_DO THIS_: Wherever "numa" appears in a line, list that line.

_SUPPLIED MATERIAL_:
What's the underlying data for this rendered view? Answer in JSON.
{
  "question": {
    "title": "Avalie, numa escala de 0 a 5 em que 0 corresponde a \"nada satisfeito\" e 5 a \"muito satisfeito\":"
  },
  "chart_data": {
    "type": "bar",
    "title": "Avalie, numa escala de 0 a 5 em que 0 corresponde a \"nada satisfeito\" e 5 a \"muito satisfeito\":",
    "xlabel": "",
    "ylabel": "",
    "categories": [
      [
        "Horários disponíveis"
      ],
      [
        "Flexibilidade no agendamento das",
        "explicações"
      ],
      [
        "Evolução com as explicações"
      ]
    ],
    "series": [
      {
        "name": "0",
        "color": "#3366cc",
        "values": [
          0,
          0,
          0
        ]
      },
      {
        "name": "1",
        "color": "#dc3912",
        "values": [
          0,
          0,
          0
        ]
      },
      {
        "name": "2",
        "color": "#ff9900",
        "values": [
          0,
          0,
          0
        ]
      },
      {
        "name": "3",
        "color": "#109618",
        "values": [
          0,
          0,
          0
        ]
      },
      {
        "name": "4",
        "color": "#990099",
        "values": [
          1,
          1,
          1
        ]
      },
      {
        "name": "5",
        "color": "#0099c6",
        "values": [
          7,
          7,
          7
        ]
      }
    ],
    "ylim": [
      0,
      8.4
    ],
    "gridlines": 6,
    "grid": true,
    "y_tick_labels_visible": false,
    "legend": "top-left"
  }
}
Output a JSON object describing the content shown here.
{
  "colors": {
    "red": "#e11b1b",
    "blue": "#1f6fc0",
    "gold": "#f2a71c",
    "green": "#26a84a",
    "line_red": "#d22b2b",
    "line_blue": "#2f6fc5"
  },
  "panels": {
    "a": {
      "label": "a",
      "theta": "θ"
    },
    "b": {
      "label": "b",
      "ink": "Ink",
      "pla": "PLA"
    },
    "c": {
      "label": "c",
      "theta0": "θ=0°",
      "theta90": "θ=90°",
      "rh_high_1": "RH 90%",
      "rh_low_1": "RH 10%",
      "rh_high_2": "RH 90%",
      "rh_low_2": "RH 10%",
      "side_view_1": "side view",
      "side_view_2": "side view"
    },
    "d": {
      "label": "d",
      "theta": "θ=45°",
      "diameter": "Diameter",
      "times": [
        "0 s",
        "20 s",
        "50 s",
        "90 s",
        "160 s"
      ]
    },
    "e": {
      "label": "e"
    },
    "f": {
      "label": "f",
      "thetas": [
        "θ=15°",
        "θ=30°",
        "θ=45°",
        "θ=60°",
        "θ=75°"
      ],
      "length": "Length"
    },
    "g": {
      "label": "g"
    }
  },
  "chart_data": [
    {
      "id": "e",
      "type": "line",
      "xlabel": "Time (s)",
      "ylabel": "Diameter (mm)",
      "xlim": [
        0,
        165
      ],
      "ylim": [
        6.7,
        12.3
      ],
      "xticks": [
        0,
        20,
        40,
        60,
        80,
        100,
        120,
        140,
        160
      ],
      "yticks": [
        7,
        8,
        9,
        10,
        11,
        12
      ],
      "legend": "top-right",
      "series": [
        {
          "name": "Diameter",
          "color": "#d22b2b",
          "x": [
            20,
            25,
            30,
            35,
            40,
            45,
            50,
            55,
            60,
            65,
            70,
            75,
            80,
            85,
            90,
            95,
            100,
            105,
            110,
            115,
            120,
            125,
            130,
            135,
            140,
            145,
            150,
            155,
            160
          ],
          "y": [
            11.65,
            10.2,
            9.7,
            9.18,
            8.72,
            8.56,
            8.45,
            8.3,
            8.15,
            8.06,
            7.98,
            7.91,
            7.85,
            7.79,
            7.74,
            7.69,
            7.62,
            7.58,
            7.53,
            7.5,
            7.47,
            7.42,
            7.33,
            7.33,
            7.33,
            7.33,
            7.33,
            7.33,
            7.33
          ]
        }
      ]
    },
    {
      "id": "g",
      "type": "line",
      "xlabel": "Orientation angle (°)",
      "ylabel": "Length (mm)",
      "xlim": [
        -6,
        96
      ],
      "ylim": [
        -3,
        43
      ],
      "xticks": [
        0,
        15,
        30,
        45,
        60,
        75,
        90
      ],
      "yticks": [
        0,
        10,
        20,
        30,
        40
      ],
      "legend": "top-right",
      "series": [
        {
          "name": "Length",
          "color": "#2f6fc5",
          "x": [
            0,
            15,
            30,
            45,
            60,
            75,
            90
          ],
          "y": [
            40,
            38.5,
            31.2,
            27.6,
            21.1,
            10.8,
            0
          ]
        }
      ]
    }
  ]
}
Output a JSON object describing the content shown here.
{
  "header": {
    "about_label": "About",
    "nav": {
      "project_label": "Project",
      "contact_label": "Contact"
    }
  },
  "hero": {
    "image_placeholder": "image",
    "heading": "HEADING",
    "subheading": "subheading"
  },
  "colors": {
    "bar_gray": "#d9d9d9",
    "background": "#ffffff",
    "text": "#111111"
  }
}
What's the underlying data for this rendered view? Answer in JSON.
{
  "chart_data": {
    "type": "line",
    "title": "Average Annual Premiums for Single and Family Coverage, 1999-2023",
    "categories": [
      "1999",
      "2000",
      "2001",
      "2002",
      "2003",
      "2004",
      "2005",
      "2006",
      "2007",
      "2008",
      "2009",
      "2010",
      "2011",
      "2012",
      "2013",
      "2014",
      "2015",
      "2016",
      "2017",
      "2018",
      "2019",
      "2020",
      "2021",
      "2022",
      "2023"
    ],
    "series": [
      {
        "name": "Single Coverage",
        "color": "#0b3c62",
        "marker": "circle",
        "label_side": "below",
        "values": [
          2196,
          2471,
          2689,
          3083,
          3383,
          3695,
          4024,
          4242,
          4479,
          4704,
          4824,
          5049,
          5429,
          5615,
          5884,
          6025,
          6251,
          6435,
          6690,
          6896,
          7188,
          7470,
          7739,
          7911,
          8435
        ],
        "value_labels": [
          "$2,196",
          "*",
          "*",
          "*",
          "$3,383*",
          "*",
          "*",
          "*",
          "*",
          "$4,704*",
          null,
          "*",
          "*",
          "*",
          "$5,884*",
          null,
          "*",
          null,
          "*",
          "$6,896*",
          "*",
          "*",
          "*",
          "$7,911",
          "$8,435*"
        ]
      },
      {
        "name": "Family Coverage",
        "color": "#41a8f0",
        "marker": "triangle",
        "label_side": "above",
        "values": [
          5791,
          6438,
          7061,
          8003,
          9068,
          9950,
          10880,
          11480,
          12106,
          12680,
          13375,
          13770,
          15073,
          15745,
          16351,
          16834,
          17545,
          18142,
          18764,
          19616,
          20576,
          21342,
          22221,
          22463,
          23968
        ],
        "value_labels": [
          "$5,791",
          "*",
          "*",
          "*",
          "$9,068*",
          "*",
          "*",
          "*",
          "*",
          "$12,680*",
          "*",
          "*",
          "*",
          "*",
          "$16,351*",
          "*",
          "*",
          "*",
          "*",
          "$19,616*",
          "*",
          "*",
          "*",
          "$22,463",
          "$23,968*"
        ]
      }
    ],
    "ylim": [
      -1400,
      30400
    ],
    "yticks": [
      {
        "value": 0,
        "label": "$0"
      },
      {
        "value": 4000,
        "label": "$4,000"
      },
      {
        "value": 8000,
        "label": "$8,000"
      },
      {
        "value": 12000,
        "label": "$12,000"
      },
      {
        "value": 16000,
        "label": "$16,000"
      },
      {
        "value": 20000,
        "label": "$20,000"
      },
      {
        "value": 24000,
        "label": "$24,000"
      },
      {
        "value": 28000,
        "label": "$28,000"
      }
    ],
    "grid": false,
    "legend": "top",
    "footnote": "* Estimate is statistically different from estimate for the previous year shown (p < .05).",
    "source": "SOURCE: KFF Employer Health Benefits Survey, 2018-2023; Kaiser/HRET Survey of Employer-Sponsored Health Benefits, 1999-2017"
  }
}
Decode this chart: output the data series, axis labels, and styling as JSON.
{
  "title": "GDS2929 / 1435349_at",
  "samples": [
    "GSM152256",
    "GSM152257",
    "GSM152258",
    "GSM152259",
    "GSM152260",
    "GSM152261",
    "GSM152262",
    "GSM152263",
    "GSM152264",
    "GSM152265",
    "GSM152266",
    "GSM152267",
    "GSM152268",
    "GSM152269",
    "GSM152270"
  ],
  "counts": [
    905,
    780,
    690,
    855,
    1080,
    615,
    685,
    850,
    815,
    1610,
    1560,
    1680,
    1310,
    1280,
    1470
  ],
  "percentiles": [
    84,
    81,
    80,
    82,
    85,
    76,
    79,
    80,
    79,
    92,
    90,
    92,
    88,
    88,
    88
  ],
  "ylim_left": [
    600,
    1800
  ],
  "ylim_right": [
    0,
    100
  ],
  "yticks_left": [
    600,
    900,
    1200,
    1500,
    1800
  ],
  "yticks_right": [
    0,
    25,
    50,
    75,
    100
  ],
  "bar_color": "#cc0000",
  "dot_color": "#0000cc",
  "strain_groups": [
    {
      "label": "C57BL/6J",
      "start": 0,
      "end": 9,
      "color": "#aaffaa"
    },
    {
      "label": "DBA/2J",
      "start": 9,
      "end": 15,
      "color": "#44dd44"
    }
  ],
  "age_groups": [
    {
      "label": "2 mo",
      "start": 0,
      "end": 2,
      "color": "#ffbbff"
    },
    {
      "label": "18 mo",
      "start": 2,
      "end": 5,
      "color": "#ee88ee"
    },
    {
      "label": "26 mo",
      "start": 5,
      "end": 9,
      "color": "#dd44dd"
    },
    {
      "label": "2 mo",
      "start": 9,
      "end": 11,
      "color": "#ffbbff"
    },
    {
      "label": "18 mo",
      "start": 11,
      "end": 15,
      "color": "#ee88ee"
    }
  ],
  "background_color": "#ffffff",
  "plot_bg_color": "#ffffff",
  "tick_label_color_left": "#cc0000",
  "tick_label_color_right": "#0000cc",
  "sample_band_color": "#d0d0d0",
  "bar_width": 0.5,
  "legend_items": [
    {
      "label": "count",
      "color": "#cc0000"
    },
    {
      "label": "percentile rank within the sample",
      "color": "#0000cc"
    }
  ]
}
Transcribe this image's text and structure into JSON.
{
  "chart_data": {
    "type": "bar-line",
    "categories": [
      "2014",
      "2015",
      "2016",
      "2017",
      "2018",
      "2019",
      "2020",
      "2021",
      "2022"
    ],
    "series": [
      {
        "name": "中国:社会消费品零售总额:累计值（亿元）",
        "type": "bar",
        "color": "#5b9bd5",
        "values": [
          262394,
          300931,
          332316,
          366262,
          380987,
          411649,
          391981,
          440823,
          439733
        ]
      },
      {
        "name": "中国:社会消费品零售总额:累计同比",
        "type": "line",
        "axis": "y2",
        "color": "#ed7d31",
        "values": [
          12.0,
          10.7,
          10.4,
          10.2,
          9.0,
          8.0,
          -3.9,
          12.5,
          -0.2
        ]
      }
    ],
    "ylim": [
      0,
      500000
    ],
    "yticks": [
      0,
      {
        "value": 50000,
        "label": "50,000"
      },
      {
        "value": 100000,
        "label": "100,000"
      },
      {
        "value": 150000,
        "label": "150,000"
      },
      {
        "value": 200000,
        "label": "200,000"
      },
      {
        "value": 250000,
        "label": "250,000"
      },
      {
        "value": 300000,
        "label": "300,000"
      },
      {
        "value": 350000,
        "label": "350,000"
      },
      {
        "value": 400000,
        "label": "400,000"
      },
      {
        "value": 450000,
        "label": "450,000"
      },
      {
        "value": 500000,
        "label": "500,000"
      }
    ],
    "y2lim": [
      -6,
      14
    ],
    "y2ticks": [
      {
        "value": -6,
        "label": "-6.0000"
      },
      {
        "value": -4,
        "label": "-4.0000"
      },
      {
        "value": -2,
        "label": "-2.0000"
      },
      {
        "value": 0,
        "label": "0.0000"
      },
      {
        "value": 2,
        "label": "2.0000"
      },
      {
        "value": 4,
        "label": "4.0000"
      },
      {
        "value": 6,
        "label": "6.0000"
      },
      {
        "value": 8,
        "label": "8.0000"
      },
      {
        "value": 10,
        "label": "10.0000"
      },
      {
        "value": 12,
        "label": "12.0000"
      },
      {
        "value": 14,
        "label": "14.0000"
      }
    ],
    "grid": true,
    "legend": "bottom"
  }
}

_ANSWER TO THE EXERCISE_:
    "title": "Avalie, numa escala de 0 a 5 em que 0 corresponde a \"nada satisfeito\" e 5 a \"muito satisfeito\":"
    "title": "Avalie, numa escala de 0 a 5 em que 0 corresponde a \"nada satisfeito\" e 5 a \"muito satisfeito\":",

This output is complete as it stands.